### Exercise details:
Restate the whole of the material. Keep every word, and drop the pictures.

### Dataset entries:
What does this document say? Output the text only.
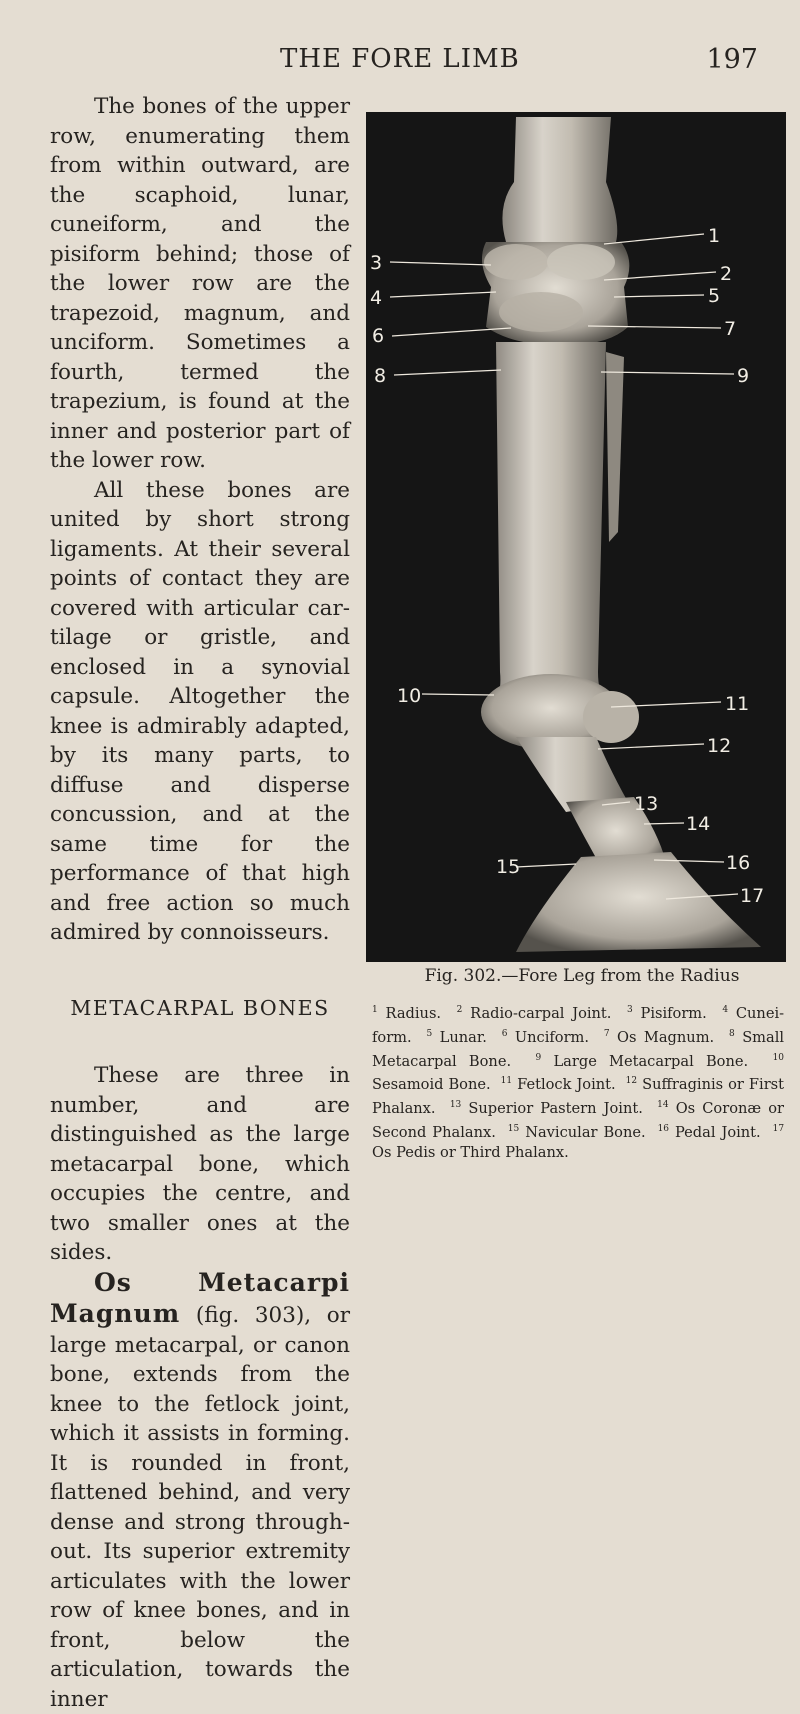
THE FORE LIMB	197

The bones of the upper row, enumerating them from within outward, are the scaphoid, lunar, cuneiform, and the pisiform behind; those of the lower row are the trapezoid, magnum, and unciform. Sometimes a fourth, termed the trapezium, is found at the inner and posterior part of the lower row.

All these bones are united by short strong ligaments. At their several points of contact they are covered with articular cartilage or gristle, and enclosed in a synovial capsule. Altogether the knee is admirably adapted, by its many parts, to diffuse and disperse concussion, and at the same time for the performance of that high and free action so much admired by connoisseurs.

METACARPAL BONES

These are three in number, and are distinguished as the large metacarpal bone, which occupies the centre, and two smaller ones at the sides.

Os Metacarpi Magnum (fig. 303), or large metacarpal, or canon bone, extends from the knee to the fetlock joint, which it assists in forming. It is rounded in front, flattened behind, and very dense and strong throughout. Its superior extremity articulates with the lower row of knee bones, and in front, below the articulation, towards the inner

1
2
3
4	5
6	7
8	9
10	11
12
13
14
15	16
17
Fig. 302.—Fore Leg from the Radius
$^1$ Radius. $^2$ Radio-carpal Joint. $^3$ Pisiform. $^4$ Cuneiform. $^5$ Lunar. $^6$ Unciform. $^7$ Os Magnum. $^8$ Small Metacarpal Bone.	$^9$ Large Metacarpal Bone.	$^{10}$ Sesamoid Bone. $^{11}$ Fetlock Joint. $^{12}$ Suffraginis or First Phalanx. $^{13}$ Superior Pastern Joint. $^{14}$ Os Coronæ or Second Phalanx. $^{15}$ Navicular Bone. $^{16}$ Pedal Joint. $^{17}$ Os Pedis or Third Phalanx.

### Task response:
What does this document say? Output the text only.
THE FORE LIMB	197

The bones of the upper row, enumerating them from within outward, are the scaphoid, lunar, cuneiform, and the pisiform behind; those of the lower row are the trapezoid, magnum, and unciform. Sometimes a fourth, termed the trapezium, is found at the inner and posterior part of the lower row.

All these bones are united by short strong ligaments. At their several points of contact they are covered with articular cartilage or gristle, and enclosed in a synovial capsule. Altogether the knee is admirably adapted, by its many parts, to diffuse and disperse concussion, and at the same time for the performance of that high and free action so much admired by connoisseurs.

METACARPAL BONES

These are three in number, and are distinguished as the large metacarpal bone, which occupies the centre, and two smaller ones at the sides.

Os Metacarpi Magnum (fig. 303), or large metacarpal, or canon bone, extends from the knee to the fetlock joint, which it assists in forming. It is rounded in front, flattened behind, and very dense and strong throughout. Its superior extremity articulates with the lower row of knee bones, and in front, below the articulation, towards the inner

1
2
3
4	5
6	7
8	9
10	11
12
13
14
15	16
17
Fig. 302.—Fore Leg from the Radius
$^1$ Radius. $^2$ Radio-carpal Joint. $^3$ Pisiform. $^4$ Cuneiform. $^5$ Lunar. $^6$ Unciform. $^7$ Os Magnum. $^8$ Small Metacarpal Bone.	$^9$ Large Metacarpal Bone.	$^{10}$ Sesamoid Bone. $^{11}$ Fetlock Joint. $^{12}$ Suffraginis or First Phalanx. $^{13}$ Superior Pastern Joint. $^{14}$ Os Coronæ or Second Phalanx. $^{15}$ Navicular Bone. $^{16}$ Pedal Joint. $^{17}$ Os Pedis or Third Phalanx.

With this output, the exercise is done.